-- WHAT IS NEEDED --
Each entry that follows is to be retyped exactly. Pictures do not belong in the copy.

-- MATERIAL FOR THE TASK --

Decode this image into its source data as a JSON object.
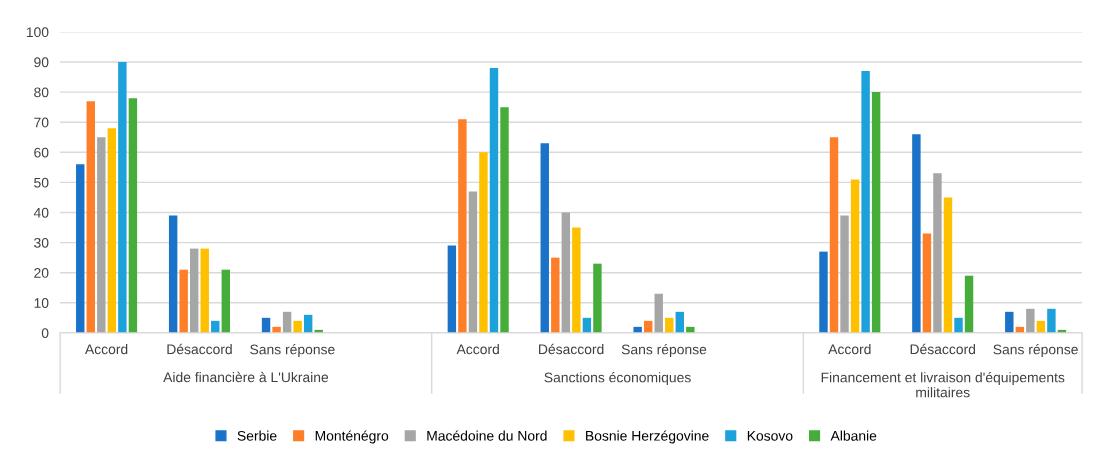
{
  "chart_data": {
    "type": "bar",
    "categories": [
      "Accord",
      "Désaccord",
      "Sans réponse",
      null,
      "Accord",
      "Désaccord",
      "Sans réponse",
      null,
      "Accord",
      "Désaccord",
      "Sans réponse"
    ],
    "series": [
      {
        "name": "Serbie",
        "color": "#1a73c8",
        "values": [
          56,
          39,
          5,
          null,
          29,
          63,
          2,
          null,
          27,
          66,
          7
        ]
      },
      {
        "name": "Monténégro",
        "color": "#fe7f27",
        "values": [
          77,
          21,
          2,
          null,
          71,
          25,
          4,
          null,
          65,
          33,
          2
        ]
      },
      {
        "name": "Macédoine du Nord",
        "color": "#a6a6a6",
        "values": [
          65,
          28,
          7,
          null,
          47,
          40,
          13,
          null,
          39,
          53,
          8
        ]
      },
      {
        "name": "Bosnie Herzégovine",
        "color": "#ffc000",
        "values": [
          68,
          28,
          4,
          null,
          60,
          35,
          5,
          null,
          51,
          45,
          4
        ]
      },
      {
        "name": "Kosovo",
        "color": "#1da1db",
        "values": [
          90,
          4,
          6,
          null,
          88,
          5,
          7,
          null,
          87,
          5,
          8
        ]
      },
      {
        "name": "Albanie",
        "color": "#46ad3a",
        "values": [
          78,
          21,
          1,
          null,
          75,
          23,
          2,
          null,
          80,
          19,
          1
        ]
      }
    ],
    "annotations": [
      "Aide financière à L'Ukraine",
      "Sanctions économiques",
      "Financement et livraison d'équipements militaires"
    ],
    "ylim": [
      0,
      100
    ],
    "yticks": [
      0,
      10,
      20,
      30,
      40,
      50,
      60,
      70,
      80,
      90,
      100
    ],
    "grid": "y",
    "legend": "bottom"
  }
}
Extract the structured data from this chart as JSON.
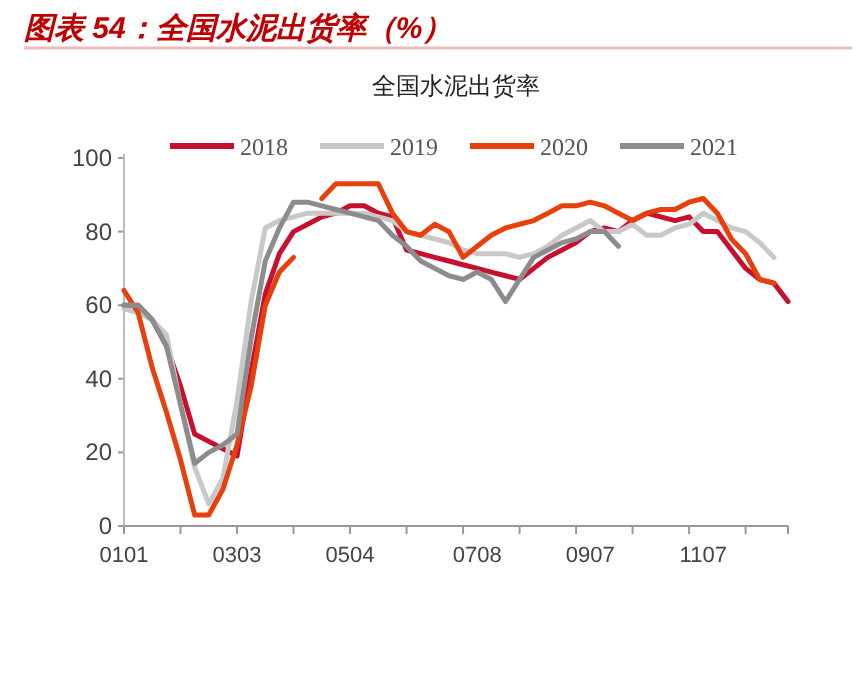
{
  "chart_data": {
    "type": "line",
    "title": "图表 54：全国水泥出货率（%）",
    "subtitle": "全国水泥出货率",
    "categories": [
      "0101",
      null,
      null,
      null,
      null,
      null,
      null,
      null,
      "0303",
      null,
      null,
      null,
      null,
      null,
      null,
      null,
      "0504",
      null,
      null,
      null,
      null,
      null,
      null,
      null,
      null,
      "0708",
      null,
      null,
      null,
      null,
      null,
      null,
      null,
      "0907",
      null,
      null,
      null,
      null,
      null,
      null,
      null,
      "1107",
      null,
      null,
      null,
      null,
      null,
      null
    ],
    "ylim": [
      0,
      100
    ],
    "yticks": [
      0,
      20,
      40,
      60,
      80,
      100
    ],
    "legend": "top",
    "series": [
      {
        "name": "2018",
        "color": "#c8102e",
        "values": [
          60,
          60,
          56,
          49,
          38,
          25,
          23,
          21,
          19,
          42,
          63,
          74,
          80,
          82,
          84,
          85,
          87,
          87,
          85,
          84,
          75,
          74,
          73,
          72,
          71,
          70,
          69,
          68,
          67,
          70,
          73,
          75,
          77,
          80,
          81,
          80,
          83,
          85,
          84,
          83,
          84,
          80,
          80,
          75,
          70,
          67,
          66,
          61
        ]
      },
      {
        "name": "2019",
        "color": "#c8c8c8",
        "values": [
          59,
          58,
          56,
          52,
          33,
          16,
          6,
          13,
          34,
          61,
          81,
          83,
          84,
          85,
          85,
          85,
          85,
          85,
          84,
          83,
          80,
          79,
          78,
          77,
          75,
          74,
          74,
          74,
          73,
          74,
          76,
          79,
          81,
          83,
          80,
          80,
          82,
          79,
          79,
          81,
          82,
          85,
          83,
          81,
          80,
          77,
          73,
          null
        ]
      },
      {
        "name": "2020",
        "color": "#e8400c",
        "values": [
          64,
          58,
          43,
          31,
          18,
          3,
          3,
          10,
          22,
          38,
          60,
          69,
          73,
          null,
          89,
          93,
          93,
          93,
          93,
          85,
          80,
          79,
          82,
          80,
          73,
          76,
          79,
          81,
          82,
          83,
          85,
          87,
          87,
          88,
          87,
          85,
          83,
          85,
          86,
          86,
          88,
          89,
          85,
          78,
          74,
          67,
          66,
          null
        ]
      },
      {
        "name": "2021",
        "color": "#8c8c8c",
        "values": [
          60,
          60,
          56,
          49,
          33,
          17,
          20,
          22,
          25,
          51,
          72,
          81,
          88,
          88,
          87,
          86,
          85,
          84,
          83,
          79,
          76,
          72,
          70,
          68,
          67,
          69,
          67,
          61,
          67,
          73,
          75,
          77,
          78,
          80,
          80,
          76,
          null,
          null,
          null,
          null,
          null,
          null,
          null,
          null,
          null,
          null,
          null,
          null
        ]
      }
    ]
  }
}
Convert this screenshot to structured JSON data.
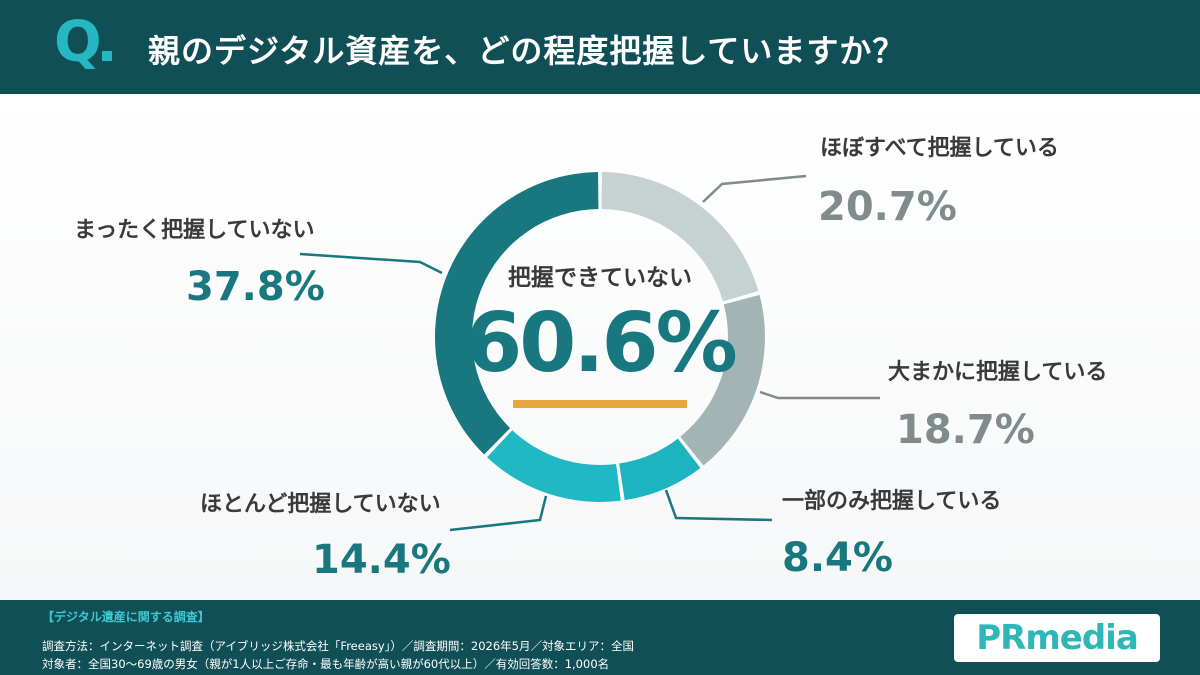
{
  "header": {
    "q_mark": "Q",
    "title": "親のデジタル資産を、どの程度把握していますか？"
  },
  "chart_data": {
    "type": "pie",
    "donut": true,
    "categories": [
      "ほぼすべて把握している",
      "大まかに把握している",
      "一部のみ把握している",
      "ほとんど把握していない",
      "まったく把握していない"
    ],
    "values": [
      20.7,
      18.7,
      8.4,
      14.4,
      37.8
    ],
    "value_labels": [
      "20.7%",
      "18.7%",
      "8.4%",
      "14.4%",
      "37.8%"
    ],
    "colors": [
      "#c5d2d1",
      "#a3b4b5",
      "#1db3bf",
      "#1fb8c3",
      "#18777f"
    ],
    "label_colors": [
      "#808b8c",
      "#808b8c",
      "#18777f",
      "#18777f",
      "#18777f"
    ],
    "center": {
      "label": "把握できていない",
      "value": "60.6%",
      "underline_color": "#e8a640"
    }
  },
  "footer": {
    "title": "【デジタル遺産に関する調査】",
    "line1": "調査方法：インターネット調査（アイブリッジ株式会社「Freeasy」）／調査期間：2026年5月／対象エリア：全国",
    "line2": "対象者：全国30～69歳の男女（親が1人以上ご存命・最も年齢が高い親が60代以上）／有効回答数：1,000名",
    "logo": "PRmedia"
  }
}
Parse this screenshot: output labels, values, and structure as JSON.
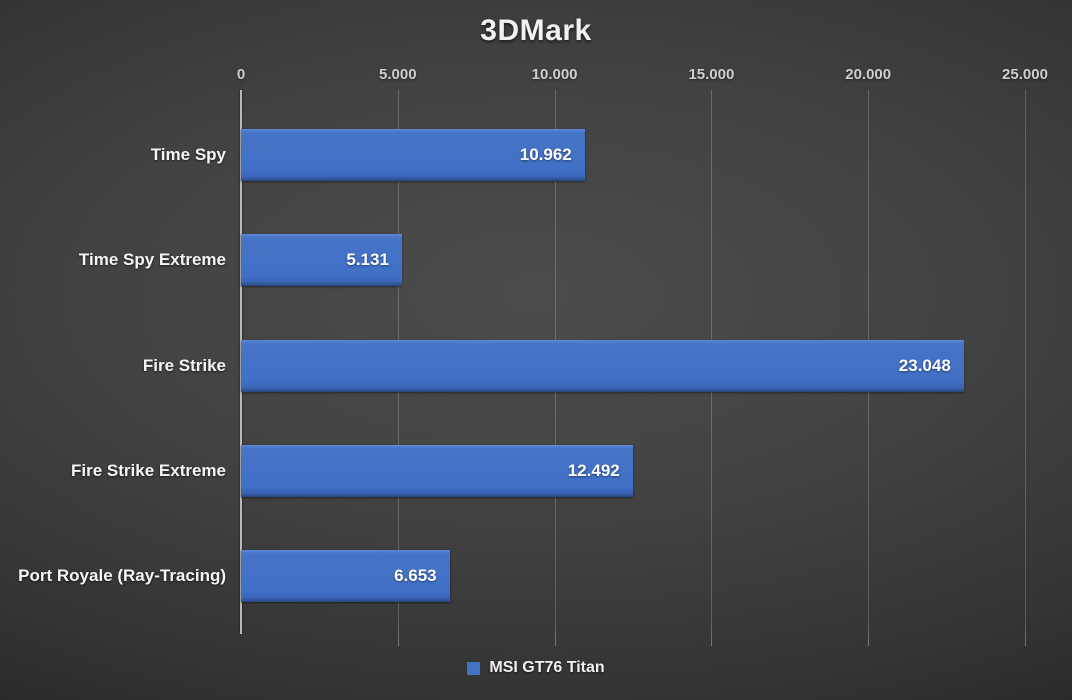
{
  "title": "3DMark",
  "chart_data": {
    "type": "bar",
    "orientation": "horizontal",
    "title": "3DMark",
    "categories": [
      "Time Spy",
      "Time Spy Extreme",
      "Fire Strike",
      "Fire Strike Extreme",
      "Port Royale (Ray-Tracing)"
    ],
    "series": [
      {
        "name": "MSI GT76 Titan",
        "values": [
          10962,
          5131,
          23048,
          12492,
          6653
        ],
        "value_labels": [
          "10.962",
          "5.131",
          "23.048",
          "12.492",
          "6.653"
        ],
        "color": "#4472C4"
      }
    ],
    "xlim": [
      0,
      25000
    ],
    "x_ticks": [
      {
        "value": 0,
        "label": "0"
      },
      {
        "value": 5000,
        "label": "5.000"
      },
      {
        "value": 10000,
        "label": "10.000"
      },
      {
        "value": 15000,
        "label": "15.000"
      },
      {
        "value": 20000,
        "label": "20.000"
      },
      {
        "value": 25000,
        "label": "25.000"
      }
    ],
    "grid": "vertical",
    "legend_position": "bottom"
  },
  "legend": {
    "items": [
      {
        "label": "MSI GT76 Titan",
        "color": "#4472C4"
      }
    ]
  },
  "colors": {
    "bar": "#4472C4",
    "background_center": "#4c4c4c",
    "background_edge": "#191919",
    "gridline": "rgba(255,255,255,0.20)",
    "axis_line": "#b9b9b9",
    "text": "#f2f2f2",
    "tick_text": "#cfcfcf"
  }
}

-- TASK RESULT --
Decode this image into its source data as a JSON object.
{
  "chart_data": {
    "type": "bar",
    "categories": [
      "Accord",
      "Désaccord",
      "Sans réponse",
      null,
      "Accord",
      "Désaccord",
      "Sans réponse",
      null,
      "Accord",
      "Désaccord",
      "Sans réponse"
    ],
    "series": [
      {
        "name": "Serbie",
        "color": "#1a73c8",
        "values": [
          56,
          39,
          5,
          null,
          29,
          63,
          2,
          null,
          27,
          66,
          7
        ]
      },
      {
        "name": "Monténégro",
        "color": "#fe7f27",
        "values": [
          77,
          21,
          2,
          null,
          71,
          25,
          4,
          null,
          65,
          33,
          2
        ]
      },
      {
        "name": "Macédoine du Nord",
        "color": "#a6a6a6",
        "values": [
          65,
          28,
          7,
          null,
          47,
          40,
          13,
          null,
          39,
          53,
          8
        ]
      },
      {
        "name": "Bosnie Herzégovine",
        "color": "#ffc000",
        "values": [
          68,
          28,
          4,
          null,
          60,
          35,
          5,
          null,
          51,
          45,
          4
        ]
      },
      {
        "name": "Kosovo",
        "color": "#1da1db",
        "values": [
          90,
          4,
          6,
          null,
          88,
          5,
          7,
          null,
          87,
          5,
          8
        ]
      },
      {
        "name": "Albanie",
        "color": "#46ad3a",
        "values": [
          78,
          21,
          1,
          null,
          75,
          23,
          2,
          null,
          80,
          19,
          1
        ]
      }
    ],
    "annotations": [
      "Aide financière à L'Ukraine",
      "Sanctions économiques",
      "Financement et livraison d'équipements militaires"
    ],
    "ylim": [
      0,
      100
    ],
    "yticks": [
      0,
      10,
      20,
      30,
      40,
      50,
      60,
      70,
      80,
      90,
      100
    ],
    "grid": "y",
    "legend": "bottom"
  }
}
Extract the structured data from this chart as JSON.
{
  "chart_data": {
    "type": "line",
    "title": "图表 54：全国水泥出货率（%）",
    "subtitle": "全国水泥出货率",
    "categories": [
      "0101",
      null,
      null,
      null,
      null,
      null,
      null,
      null,
      "0303",
      null,
      null,
      null,
      null,
      null,
      null,
      null,
      "0504",
      null,
      null,
      null,
      null,
      null,
      null,
      null,
      null,
      "0708",
      null,
      null,
      null,
      null,
      null,
      null,
      null,
      "0907",
      null,
      null,
      null,
      null,
      null,
      null,
      null,
      "1107",
      null,
      null,
      null,
      null,
      null,
      null
    ],
    "ylim": [
      0,
      100
    ],
    "yticks": [
      0,
      20,
      40,
      60,
      80,
      100
    ],
    "legend": "top",
    "series": [
      {
        "name": "2018",
        "color": "#c8102e",
        "values": [
          60,
          60,
          56,
          49,
          38,
          25,
          23,
          21,
          19,
          42,
          63,
          74,
          80,
          82,
          84,
          85,
          87,
          87,
          85,
          84,
          75,
          74,
          73,
          72,
          71,
          70,
          69,
          68,
          67,
          70,
          73,
          75,
          77,
          80,
          81,
          80,
          83,
          85,
          84,
          83,
          84,
          80,
          80,
          75,
          70,
          67,
          66,
          61
        ]
      },
      {
        "name": "2019",
        "color": "#c8c8c8",
        "values": [
          59,
          58,
          56,
          52,
          33,
          16,
          6,
          13,
          34,
          61,
          81,
          83,
          84,
          85,
          85,
          85,
          85,
          85,
          84,
          83,
          80,
          79,
          78,
          77,
          75,
          74,
          74,
          74,
          73,
          74,
          76,
          79,
          81,
          83,
          80,
          80,
          82,
          79,
          79,
          81,
          82,
          85,
          83,
          81,
          80,
          77,
          73,
          null
        ]
      },
      {
        "name": "2020",
        "color": "#e8400c",
        "values": [
          64,
          58,
          43,
          31,
          18,
          3,
          3,
          10,
          22,
          38,
          60,
          69,
          73,
          null,
          89,
          93,
          93,
          93,
          93,
          85,
          80,
          79,
          82,
          80,
          73,
          76,
          79,
          81,
          82,
          83,
          85,
          87,
          87,
          88,
          87,
          85,
          83,
          85,
          86,
          86,
          88,
          89,
          85,
          78,
          74,
          67,
          66,
          null
        ]
      },
      {
        "name": "2021",
        "color": "#8c8c8c",
        "values": [
          60,
          60,
          56,
          49,
          33,
          17,
          20,
          22,
          25,
          51,
          72,
          81,
          88,
          88,
          87,
          86,
          85,
          84,
          83,
          79,
          76,
          72,
          70,
          68,
          67,
          69,
          67,
          61,
          67,
          73,
          75,
          77,
          78,
          80,
          80,
          76,
          null,
          null,
          null,
          null,
          null,
          null,
          null,
          null,
          null,
          null,
          null,
          null
        ]
      }
    ]
  }
}
Convert this screenshot to structured JSON data.
{
  "header": {
    "q_mark": "Q",
    "title": "親のデジタル資産を、どの程度把握していますか？"
  },
  "chart_data": {
    "type": "pie",
    "donut": true,
    "categories": [
      "ほぼすべて把握している",
      "大まかに把握している",
      "一部のみ把握している",
      "ほとんど把握していない",
      "まったく把握していない"
    ],
    "values": [
      20.7,
      18.7,
      8.4,
      14.4,
      37.8
    ],
    "value_labels": [
      "20.7%",
      "18.7%",
      "8.4%",
      "14.4%",
      "37.8%"
    ],
    "colors": [
      "#c5d2d1",
      "#a3b4b5",
      "#1db3bf",
      "#1fb8c3",
      "#18777f"
    ],
    "label_colors": [
      "#808b8c",
      "#808b8c",
      "#18777f",
      "#18777f",
      "#18777f"
    ],
    "center": {
      "label": "把握できていない",
      "value": "60.6%",
      "underline_color": "#e8a640"
    }
  },
  "footer": {
    "title": "【デジタル遺産に関する調査】",
    "line1": "調査方法：インターネット調査（アイブリッジ株式会社「Freeasy」）／調査期間：2026年5月／対象エリア：全国",
    "line2": "対象者：全国30～69歳の男女（親が1人以上ご存命・最も年齢が高い親が60代以上）／有効回答数：1,000名",
    "logo": "PRmedia"
  }
}
Parse this screenshot: output labels, values, and structure as JSON.
{
  "title": "3DMark",
  "chart_data": {
    "type": "bar",
    "orientation": "horizontal",
    "title": "3DMark",
    "categories": [
      "Time Spy",
      "Time Spy Extreme",
      "Fire Strike",
      "Fire Strike Extreme",
      "Port Royale (Ray-Tracing)"
    ],
    "series": [
      {
        "name": "MSI GT76 Titan",
        "values": [
          10962,
          5131,
          23048,
          12492,
          6653
        ],
        "value_labels": [
          "10.962",
          "5.131",
          "23.048",
          "12.492",
          "6.653"
        ],
        "color": "#4472C4"
      }
    ],
    "xlim": [
      0,
      25000
    ],
    "x_ticks": [
      {
        "value": 0,
        "label": "0"
      },
      {
        "value": 5000,
        "label": "5.000"
      },
      {
        "value": 10000,
        "label": "10.000"
      },
      {
        "value": 15000,
        "label": "15.000"
      },
      {
        "value": 20000,
        "label": "20.000"
      },
      {
        "value": 25000,
        "label": "25.000"
      }
    ],
    "grid": "vertical",
    "legend_position": "bottom"
  },
  "legend": {
    "items": [
      {
        "label": "MSI GT76 Titan",
        "color": "#4472C4"
      }
    ]
  },
  "colors": {
    "bar": "#4472C4",
    "background_center": "#4c4c4c",
    "background_edge": "#191919",
    "gridline": "rgba(255,255,255,0.20)",
    "axis_line": "#b9b9b9",
    "text": "#f2f2f2",
    "tick_text": "#cfcfcf"
  }
}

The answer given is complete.